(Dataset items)
· · ·
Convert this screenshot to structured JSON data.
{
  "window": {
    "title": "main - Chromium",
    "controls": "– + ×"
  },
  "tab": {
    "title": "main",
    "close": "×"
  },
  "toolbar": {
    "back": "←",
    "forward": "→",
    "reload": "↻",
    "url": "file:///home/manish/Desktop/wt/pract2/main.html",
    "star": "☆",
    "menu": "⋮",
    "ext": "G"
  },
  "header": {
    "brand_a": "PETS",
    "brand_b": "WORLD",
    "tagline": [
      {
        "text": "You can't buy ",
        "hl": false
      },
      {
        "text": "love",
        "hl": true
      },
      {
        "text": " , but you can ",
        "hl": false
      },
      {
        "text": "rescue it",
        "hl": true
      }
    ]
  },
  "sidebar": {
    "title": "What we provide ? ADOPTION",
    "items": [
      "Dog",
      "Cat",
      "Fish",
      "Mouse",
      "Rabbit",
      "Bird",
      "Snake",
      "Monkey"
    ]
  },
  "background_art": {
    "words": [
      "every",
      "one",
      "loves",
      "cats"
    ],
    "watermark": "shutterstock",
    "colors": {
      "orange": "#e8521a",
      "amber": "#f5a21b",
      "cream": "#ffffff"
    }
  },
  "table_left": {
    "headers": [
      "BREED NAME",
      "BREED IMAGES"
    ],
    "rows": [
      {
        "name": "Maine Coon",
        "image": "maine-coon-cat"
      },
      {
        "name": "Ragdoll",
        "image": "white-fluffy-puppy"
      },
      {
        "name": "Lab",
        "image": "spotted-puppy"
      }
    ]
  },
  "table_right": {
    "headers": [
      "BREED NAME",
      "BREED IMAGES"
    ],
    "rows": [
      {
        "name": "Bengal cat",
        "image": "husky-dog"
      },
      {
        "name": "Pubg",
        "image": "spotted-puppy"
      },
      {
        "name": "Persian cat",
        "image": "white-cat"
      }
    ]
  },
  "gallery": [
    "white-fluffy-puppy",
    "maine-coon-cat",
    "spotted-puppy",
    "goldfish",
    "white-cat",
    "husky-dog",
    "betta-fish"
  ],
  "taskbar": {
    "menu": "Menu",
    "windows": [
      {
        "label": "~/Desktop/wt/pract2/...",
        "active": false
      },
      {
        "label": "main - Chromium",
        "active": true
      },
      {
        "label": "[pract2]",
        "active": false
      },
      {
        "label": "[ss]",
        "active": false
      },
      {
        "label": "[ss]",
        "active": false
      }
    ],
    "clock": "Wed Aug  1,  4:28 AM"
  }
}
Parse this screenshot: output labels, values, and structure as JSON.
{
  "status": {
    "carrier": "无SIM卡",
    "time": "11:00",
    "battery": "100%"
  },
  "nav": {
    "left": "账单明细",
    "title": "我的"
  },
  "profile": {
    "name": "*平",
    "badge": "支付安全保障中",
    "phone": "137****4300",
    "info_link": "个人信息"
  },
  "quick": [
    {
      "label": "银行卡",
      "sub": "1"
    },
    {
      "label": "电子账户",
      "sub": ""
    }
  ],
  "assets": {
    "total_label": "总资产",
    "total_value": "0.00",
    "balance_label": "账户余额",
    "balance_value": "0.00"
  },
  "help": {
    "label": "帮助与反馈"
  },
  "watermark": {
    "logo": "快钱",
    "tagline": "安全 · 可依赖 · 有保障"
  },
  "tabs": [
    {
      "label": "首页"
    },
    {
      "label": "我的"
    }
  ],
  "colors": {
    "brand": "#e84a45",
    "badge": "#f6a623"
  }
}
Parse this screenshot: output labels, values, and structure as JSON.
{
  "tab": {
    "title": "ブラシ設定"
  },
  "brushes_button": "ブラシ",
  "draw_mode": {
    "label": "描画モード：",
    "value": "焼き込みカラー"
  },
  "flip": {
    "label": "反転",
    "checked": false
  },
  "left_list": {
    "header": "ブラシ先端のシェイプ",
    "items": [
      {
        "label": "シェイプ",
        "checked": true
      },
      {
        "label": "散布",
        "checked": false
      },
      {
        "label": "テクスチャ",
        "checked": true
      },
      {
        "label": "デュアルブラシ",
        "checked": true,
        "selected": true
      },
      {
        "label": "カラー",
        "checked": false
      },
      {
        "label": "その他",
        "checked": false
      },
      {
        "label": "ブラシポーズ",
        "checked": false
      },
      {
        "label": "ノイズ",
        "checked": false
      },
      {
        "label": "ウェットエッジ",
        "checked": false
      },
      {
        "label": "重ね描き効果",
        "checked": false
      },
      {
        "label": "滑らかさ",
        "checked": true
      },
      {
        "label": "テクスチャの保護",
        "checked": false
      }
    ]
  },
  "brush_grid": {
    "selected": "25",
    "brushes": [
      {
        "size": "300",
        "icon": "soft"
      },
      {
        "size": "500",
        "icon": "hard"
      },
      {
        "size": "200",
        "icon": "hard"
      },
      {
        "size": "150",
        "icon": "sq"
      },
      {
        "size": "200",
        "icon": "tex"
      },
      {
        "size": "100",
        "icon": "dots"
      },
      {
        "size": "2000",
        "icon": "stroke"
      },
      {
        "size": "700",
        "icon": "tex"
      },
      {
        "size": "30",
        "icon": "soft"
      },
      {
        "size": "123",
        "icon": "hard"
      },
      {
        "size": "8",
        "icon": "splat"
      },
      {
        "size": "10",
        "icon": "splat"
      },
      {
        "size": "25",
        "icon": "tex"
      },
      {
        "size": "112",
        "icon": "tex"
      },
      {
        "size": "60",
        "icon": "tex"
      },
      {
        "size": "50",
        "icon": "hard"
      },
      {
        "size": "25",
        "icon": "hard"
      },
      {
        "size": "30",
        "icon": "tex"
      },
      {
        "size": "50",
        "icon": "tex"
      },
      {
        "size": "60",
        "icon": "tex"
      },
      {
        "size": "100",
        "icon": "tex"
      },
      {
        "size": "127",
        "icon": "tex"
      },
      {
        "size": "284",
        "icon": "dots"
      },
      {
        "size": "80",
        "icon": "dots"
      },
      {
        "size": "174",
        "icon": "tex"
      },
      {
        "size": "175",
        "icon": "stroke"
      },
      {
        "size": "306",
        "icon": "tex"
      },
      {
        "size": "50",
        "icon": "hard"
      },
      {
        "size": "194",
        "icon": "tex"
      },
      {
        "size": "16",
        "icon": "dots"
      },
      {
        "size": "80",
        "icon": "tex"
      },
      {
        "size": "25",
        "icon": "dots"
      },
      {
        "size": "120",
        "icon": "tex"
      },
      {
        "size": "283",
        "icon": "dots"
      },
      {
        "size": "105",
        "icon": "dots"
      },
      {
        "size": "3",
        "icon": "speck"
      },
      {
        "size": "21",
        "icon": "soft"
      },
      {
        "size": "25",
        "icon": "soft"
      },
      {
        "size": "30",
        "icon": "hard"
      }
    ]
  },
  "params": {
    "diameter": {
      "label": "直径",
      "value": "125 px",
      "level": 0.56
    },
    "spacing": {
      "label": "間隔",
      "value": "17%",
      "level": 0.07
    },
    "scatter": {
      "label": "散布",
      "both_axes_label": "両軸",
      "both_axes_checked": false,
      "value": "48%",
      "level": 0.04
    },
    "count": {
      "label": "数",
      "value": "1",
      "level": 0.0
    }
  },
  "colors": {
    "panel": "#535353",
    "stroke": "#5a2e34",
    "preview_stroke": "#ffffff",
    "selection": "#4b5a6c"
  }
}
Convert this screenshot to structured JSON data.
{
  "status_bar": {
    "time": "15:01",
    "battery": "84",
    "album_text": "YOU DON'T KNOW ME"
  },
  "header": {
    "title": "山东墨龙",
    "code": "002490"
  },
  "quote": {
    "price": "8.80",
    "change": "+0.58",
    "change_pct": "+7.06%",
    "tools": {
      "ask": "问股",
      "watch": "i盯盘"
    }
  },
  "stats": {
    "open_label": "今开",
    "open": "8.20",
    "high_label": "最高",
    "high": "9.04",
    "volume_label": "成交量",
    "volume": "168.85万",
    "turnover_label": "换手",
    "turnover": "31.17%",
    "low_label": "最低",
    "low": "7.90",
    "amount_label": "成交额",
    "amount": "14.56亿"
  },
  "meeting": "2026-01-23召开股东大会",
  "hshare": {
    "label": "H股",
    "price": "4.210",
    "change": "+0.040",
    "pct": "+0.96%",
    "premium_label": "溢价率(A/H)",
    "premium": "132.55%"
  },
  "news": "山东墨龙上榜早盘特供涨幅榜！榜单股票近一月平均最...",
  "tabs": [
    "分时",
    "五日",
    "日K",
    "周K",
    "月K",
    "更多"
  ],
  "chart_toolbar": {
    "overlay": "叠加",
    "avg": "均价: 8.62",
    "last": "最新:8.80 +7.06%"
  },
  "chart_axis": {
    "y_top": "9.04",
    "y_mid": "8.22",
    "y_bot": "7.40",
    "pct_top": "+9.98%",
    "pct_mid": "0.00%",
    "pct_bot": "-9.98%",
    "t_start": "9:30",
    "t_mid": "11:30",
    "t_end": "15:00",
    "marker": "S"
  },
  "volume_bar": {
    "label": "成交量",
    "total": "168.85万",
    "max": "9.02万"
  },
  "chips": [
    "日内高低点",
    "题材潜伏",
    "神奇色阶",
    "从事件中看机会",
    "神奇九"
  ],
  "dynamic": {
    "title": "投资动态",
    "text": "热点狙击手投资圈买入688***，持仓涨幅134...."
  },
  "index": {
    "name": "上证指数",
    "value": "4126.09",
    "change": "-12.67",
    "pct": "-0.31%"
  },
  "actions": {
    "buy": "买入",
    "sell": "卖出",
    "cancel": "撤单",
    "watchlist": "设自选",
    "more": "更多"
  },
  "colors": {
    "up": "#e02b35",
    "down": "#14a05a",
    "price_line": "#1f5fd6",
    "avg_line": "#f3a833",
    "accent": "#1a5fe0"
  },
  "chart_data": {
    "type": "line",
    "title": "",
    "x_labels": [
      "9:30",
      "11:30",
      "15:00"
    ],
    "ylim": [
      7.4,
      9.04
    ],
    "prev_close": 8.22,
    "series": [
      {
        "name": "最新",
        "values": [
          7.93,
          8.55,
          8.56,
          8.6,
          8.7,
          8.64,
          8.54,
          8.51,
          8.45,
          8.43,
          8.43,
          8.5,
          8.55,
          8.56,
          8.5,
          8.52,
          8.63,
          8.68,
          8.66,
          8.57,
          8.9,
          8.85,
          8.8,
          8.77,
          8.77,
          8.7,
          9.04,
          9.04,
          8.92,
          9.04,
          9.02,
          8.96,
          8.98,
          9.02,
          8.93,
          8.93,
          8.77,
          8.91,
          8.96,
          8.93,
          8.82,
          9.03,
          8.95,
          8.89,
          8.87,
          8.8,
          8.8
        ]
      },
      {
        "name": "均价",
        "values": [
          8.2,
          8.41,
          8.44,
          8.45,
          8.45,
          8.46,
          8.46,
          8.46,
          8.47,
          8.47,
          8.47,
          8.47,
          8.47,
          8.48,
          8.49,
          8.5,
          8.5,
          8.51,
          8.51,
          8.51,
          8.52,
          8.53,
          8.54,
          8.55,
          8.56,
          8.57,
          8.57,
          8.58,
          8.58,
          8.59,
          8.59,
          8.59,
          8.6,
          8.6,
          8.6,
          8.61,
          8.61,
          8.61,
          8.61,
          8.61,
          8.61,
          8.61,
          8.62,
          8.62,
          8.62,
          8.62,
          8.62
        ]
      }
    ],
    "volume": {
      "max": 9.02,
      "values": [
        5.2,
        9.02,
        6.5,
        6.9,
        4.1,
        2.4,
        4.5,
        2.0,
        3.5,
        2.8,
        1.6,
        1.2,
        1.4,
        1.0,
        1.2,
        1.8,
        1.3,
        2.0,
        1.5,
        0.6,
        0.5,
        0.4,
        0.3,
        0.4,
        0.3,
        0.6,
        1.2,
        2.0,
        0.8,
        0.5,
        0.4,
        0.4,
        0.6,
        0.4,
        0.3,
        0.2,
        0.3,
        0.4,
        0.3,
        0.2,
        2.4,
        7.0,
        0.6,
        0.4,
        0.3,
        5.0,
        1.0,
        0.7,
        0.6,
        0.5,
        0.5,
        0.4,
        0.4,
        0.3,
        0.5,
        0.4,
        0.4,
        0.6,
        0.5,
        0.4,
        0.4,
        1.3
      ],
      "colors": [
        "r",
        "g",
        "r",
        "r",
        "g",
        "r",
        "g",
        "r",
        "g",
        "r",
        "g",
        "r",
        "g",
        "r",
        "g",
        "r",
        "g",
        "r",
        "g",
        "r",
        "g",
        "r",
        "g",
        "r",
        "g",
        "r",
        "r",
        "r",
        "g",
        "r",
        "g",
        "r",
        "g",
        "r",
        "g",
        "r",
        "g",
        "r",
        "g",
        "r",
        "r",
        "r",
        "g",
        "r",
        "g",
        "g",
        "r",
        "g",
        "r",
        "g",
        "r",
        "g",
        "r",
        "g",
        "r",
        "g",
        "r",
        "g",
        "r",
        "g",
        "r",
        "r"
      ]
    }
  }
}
· · ·
## GIVEN REQUEST:
Pick out the lines above that hold the string "puppy" and show them.

## PROBLEM SOLUTION:
        "image": "white-fluffy-puppy"
        "image": "spotted-puppy"
        "image": "spotted-puppy"
    "white-fluffy-puppy",
    "spotted-puppy",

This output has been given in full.